#### [TEXT FOR ANALYSIS]
The pending administration decision on whether to impose a tariff or other fee on US imports of solar equipment from China raises serious concerns. The right choice in this case is less obvious than suggested by the jobs and free-trade arguments from the main US solar trade association (SEIA) or the Wall St. Journal's editorial page. Solar power generates less than 2% of US electricity today. However, if it is to grow as experts forecast and advocates claim is essential, then considerations such as long-term energy security can't be ignored, while near-term job losses from a new tariff would be more than offset by subsequent growth.
Last October the US International Trade Commission issued its recommendations in favor of the complaint by two US manufacturers of solar panel components. I usually favor low tariffs and open access, especially when the markets in question are functioning smoothly and the principal impacts from trade are the result of "comparative advantage" in production or extraction between countries. However, there is little about the market for solar equipment, including the photovoltaic (PV) cells and modules at issue here, that qualifies as free.
The production and deployment of solar energy hardware has depended since its inception, and from one end of its value chain to the other, on significant government interventions. In the case of China-based PV manufacturing, these have included low-interest government loans, preferential access to land, and minimal environmental regulations. China-based PV manufacturers were also able to take advantage of extravagantly generous European solar subsidies in the 2000s to scale up their output, drive down their costs, and ultimately send much of the EU's solar manufacturing industry into bankruptcy.

#### [TASK INSTRUCTIONS]
A - Extract the passage on the US solar tariff decision word for word, everything from "Last October the" down to "qualifies as free.".
B - Write what comes next in the passage on the US solar tariff decision, picking up after its last sentence.
The records are not needed for this work.

[Document layout analysis records]
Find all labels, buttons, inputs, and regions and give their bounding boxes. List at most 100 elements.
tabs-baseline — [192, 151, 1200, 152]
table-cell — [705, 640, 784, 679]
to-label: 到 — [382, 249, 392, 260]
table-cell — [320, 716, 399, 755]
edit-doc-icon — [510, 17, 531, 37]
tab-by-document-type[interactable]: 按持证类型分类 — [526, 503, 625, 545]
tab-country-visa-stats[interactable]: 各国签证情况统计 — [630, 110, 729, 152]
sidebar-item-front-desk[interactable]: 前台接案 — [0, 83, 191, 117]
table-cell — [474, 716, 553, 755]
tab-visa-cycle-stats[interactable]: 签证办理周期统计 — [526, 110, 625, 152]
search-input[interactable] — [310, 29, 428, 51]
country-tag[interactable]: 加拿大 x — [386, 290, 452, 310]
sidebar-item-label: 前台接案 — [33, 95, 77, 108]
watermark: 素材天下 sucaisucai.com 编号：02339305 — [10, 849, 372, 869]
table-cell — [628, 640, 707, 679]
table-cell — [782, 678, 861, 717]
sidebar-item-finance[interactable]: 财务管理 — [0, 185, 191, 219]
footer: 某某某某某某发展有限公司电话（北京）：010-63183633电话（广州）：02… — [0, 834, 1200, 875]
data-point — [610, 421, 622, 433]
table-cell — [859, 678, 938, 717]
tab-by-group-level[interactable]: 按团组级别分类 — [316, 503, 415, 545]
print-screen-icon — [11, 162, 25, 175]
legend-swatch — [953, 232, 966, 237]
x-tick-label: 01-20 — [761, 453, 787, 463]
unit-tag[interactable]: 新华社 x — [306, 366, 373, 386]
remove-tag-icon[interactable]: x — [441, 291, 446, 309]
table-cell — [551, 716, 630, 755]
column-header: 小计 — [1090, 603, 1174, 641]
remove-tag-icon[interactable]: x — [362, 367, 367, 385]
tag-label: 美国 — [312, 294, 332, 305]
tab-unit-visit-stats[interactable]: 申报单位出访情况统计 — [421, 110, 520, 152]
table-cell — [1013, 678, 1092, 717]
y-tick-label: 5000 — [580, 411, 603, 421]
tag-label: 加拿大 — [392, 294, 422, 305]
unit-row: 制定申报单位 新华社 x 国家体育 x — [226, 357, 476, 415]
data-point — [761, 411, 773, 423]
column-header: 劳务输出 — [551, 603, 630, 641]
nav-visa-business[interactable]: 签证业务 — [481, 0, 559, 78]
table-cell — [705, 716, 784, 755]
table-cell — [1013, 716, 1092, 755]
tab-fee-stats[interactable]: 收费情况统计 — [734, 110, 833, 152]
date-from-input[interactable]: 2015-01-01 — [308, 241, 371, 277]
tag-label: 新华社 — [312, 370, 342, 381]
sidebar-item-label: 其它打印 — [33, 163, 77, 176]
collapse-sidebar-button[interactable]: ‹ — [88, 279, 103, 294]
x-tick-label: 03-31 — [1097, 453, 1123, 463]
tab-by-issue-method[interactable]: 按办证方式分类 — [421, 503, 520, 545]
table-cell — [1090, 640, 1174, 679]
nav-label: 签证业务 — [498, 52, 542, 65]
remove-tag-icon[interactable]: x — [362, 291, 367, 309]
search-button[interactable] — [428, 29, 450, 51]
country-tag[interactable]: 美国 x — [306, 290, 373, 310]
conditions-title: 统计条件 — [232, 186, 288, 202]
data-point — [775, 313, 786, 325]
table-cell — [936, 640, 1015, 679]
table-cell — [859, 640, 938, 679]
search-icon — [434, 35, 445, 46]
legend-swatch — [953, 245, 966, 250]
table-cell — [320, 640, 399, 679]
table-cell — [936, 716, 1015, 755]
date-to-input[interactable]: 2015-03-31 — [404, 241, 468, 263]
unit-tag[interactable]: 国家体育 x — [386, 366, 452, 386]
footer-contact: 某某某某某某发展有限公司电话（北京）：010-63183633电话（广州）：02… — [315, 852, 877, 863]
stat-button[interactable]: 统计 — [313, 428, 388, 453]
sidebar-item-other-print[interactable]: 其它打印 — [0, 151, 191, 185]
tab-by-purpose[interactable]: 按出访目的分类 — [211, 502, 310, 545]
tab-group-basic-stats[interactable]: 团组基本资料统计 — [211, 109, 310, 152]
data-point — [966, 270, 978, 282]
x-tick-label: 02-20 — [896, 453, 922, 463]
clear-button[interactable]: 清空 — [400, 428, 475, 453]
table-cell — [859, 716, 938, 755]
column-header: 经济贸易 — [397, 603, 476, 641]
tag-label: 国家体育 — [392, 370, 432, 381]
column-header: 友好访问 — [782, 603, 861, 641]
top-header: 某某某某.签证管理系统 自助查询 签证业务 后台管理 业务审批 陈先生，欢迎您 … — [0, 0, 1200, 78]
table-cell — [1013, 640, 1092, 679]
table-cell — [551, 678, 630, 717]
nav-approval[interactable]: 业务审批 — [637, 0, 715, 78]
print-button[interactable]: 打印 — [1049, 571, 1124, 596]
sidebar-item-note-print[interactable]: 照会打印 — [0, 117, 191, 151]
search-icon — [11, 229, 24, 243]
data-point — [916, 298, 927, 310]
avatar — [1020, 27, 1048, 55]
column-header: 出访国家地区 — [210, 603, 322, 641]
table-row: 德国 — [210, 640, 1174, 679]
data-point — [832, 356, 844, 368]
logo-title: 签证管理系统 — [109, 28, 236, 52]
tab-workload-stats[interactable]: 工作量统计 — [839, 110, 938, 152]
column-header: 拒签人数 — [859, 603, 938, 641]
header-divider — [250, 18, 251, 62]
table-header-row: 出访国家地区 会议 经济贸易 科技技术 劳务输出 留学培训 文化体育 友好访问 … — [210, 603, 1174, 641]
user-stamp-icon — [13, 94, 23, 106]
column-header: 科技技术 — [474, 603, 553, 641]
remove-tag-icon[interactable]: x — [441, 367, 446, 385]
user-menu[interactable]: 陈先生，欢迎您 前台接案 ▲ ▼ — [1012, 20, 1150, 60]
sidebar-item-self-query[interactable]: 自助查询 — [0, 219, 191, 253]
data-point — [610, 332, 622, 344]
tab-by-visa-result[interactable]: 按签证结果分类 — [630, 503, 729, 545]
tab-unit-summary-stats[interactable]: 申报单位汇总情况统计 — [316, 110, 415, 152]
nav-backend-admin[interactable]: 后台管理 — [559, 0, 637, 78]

#### [RESPONSES BY TASK]
A -
Last October the US International Trade Commission issued its recommendations in favor of the complaint by two US manufacturers of solar panel components. I usually favor low tariffs and open access, especially when the markets in question are functioning smoothly and the principal impacts from trade are the result of "comparative advantage" in production or extraction between countries. However, there is little about the market for solar equipment, including the photovoltaic (PV) cells and modules at issue here, that qualifies as free.

B -
On the US end, both solar manufacturing and deployment (installation) have benefited greatly from federal tax credits, cash grants from the US Treasury, and a web of state quotas for aggressively increasing utilization of renewable energy sources. Justified on grounds of energy security, "green jobs", and climate change mitigation, these measures have strongly promoted solar power and delivered an extraordinary 68% compound annual growth rate in US solar installations since 2006. On a per-unit-of-energy basis, these supports are also at least an order of magnitude more valuable to the solar industry than the federal tax benefits received by the oil and gas industry.
One of the factors that makes this decision so difficult and politically sensitive is that a whole industry has apparently grown up around cheap solar imports, to the point that the main solar benefit to the US economy today is from installation, not manufacturing. US companies and their employees build solar panel racks and other "balance of system" gear, finance rooftop and other solar projects, and construct these installations.
These companies could be at risk of losing business and shedding jobs, if a large tariff were imposed on imported solar cells, modules and panels. Those impacts might be less than feared, though, because the cost of the actual sunlight-converting PV hardware now makes up less than a third of total solar project costs. In other words, a tariff that doubled effective PV cost would drive up total solar costs to a much smaller degree, and least of all for residential solar, which has the highest total costs per kilowatt.
There's another important aspect of this debate that hasn't received much attention. If solar power is as important to our future energy diet as many think, then it should be no more desirable to become heavily reliant on China for our supplies of PV components than it did to depend on growing imports of Middle East oil. That was the main energy security issue for the US for the last 30 years, until the shale revolution unexpectedly reversed that trend. Relying on solar imports from China in the long run will be nothing like depending on Canada for the largest share of the petroleum the US still imports.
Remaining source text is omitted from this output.